## SOURCE PASSAGE
******
Load Mistral-7B-Instruct model. You can use quantization to reduce memory usage.

In [None]:
# Load model - use 4-bit quantization to save memory
model = load_model(
    model_name="mistralai/Mistral-7B-Instruct-v0.2",
    model_type="huggingface",
    load_in_4bit=True,
    torch_dtype=torch.float16
)

print("Model loaded successfully!")

## Example 1: Single Review Summarization

In [None]:
# Example Indonesian e-commerce review
review = """
Barang udah sampai dgn selamat. Packaging rapi bgt, bubble wrap tebal jd gak khawatir pecah. 
Kualitas produk oke, sesuai deskripsi. Harga agak mahal tp worth it sih. 
Pengiriman cepet bgt cuma 2 hari sampe. Seller responsif, fast respon banget. 
Puas bgt sama pembelian kali ini. Recommended seller! üëç
"""

# Preprocess the review
cleaned_review = clean_text(review)
print("Cleaned review:")
print(cleaned_review)
print("\n" + "="*80 + "\n")

# Create prompt
prompt = create_summarization_prompt(
    reviews=[cleaned_review],
    model_type="mistral",
    max_length=50
)
******
## INPUT
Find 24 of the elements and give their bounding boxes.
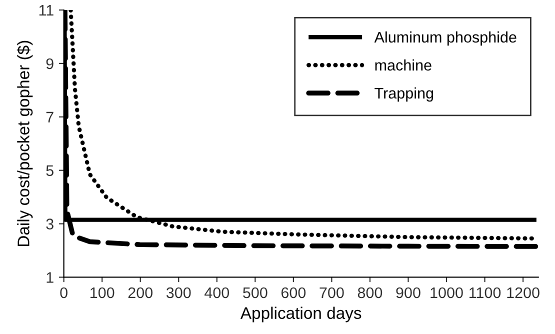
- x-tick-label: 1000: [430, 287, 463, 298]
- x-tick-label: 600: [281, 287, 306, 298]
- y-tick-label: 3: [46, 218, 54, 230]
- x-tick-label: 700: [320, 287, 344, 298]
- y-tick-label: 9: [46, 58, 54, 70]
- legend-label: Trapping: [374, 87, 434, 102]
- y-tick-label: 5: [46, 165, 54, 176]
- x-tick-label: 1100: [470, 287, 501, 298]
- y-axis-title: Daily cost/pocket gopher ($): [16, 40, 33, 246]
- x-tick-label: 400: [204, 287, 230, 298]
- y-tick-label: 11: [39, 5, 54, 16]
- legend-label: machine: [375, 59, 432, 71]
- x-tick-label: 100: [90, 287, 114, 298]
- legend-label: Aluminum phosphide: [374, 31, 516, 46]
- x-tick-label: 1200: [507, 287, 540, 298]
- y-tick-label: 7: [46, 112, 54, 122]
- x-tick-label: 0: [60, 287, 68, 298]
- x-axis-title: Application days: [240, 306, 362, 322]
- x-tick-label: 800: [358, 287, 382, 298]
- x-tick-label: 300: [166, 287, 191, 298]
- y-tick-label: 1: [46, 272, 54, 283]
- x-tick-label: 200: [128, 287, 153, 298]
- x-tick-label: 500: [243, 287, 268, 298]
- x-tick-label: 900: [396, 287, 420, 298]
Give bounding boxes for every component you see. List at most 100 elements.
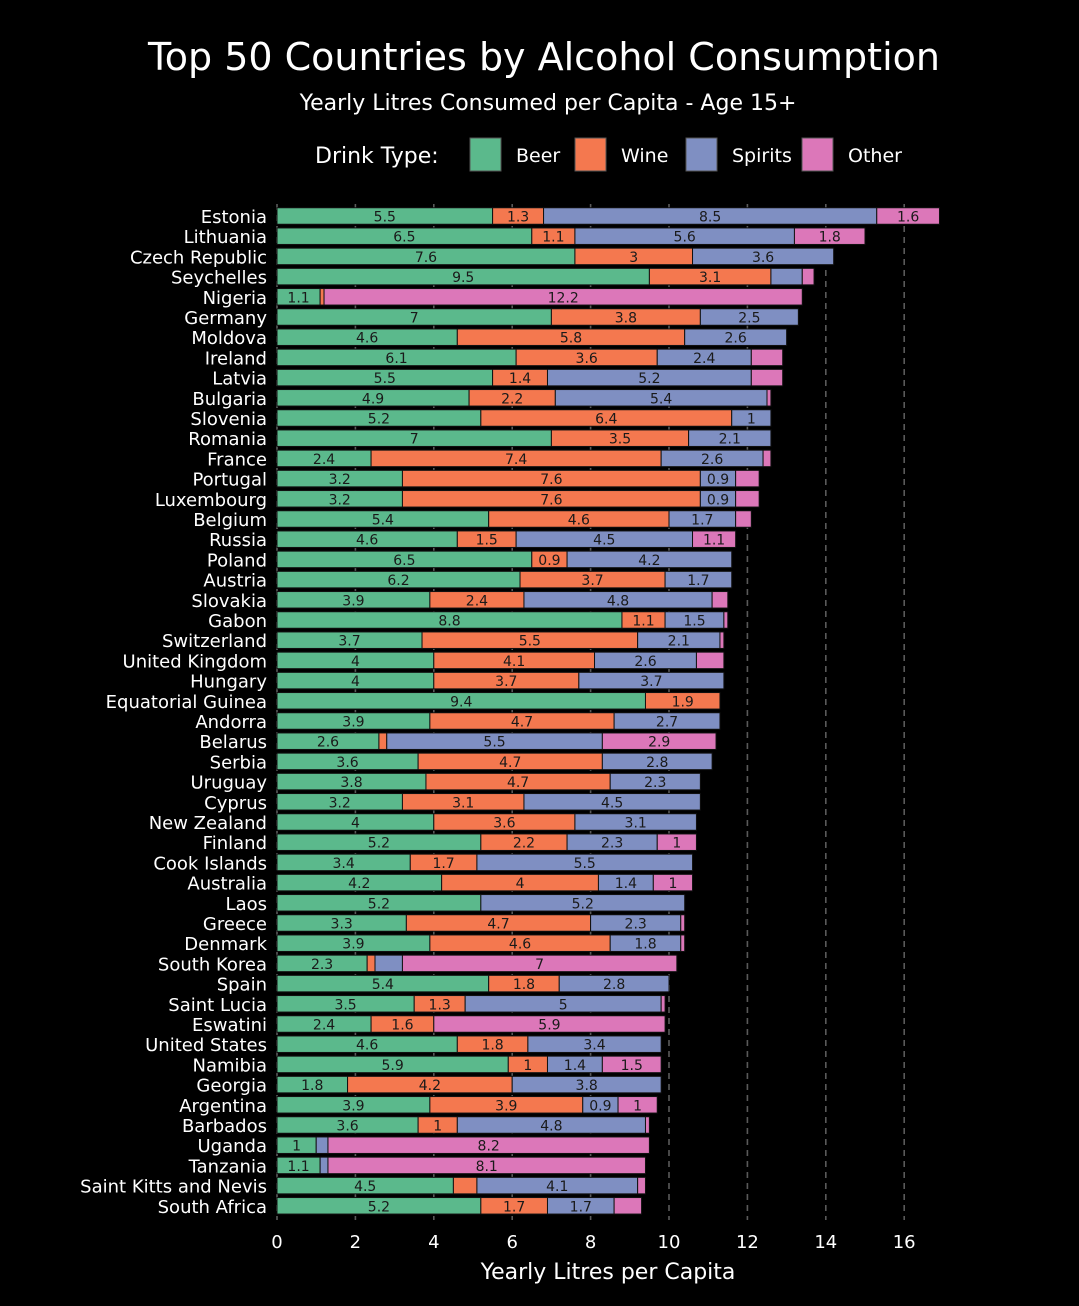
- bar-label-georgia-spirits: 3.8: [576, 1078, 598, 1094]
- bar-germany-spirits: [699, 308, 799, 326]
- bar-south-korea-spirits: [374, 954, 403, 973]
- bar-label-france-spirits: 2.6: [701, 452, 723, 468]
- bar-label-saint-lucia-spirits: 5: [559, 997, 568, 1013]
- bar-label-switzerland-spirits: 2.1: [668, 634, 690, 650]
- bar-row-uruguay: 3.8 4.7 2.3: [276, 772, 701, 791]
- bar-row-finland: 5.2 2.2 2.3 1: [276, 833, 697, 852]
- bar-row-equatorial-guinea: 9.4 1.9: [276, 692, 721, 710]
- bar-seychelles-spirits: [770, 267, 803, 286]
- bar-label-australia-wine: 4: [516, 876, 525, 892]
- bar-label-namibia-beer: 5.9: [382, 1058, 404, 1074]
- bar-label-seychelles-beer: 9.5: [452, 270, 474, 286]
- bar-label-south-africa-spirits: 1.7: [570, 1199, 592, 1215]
******
## ACTIONS TO TAKE
(1) In the Mistral code excerpt, please rewrite the stretch from "Kualitas produk oke, sesuai" through "print(cleaned_review)" with "Pengiriman" changed to "Delivery".
(2) Return the listing lines unchanged, covering the stretch from the line containing "- x-tick-label: 1000: [430, 287, 463, 298]" through the line containing "- x-tick-label: 1100: [470, 287, 501, 298]".

## RESPONSES
(1)
Kualitas produk oke, sesuai deskripsi. Harga agak mahal tp worth it sih. 
Delivery cepet bgt cuma 2 hari sampe. Seller responsif, fast respon banget. 
Puas bgt sama pembelian kali ini. Recommended seller! üëç
"""

# Preprocess the review
cleaned_review = clean_text(review)
print("Cleaned review:")
print(cleaned_review)

(2)
- x-tick-label: 1000: [430, 287, 463, 298]
- x-tick-label: 600: [281, 287, 306, 298]
- y-tick-label: 3: [46, 218, 54, 230]
- x-tick-label: 700: [320, 287, 344, 298]
- y-tick-label: 9: [46, 58, 54, 70]
- legend-label: Trapping: [374, 87, 434, 102]
- y-tick-label: 5: [46, 165, 54, 176]
- x-tick-label: 1100: [470, 287, 501, 298]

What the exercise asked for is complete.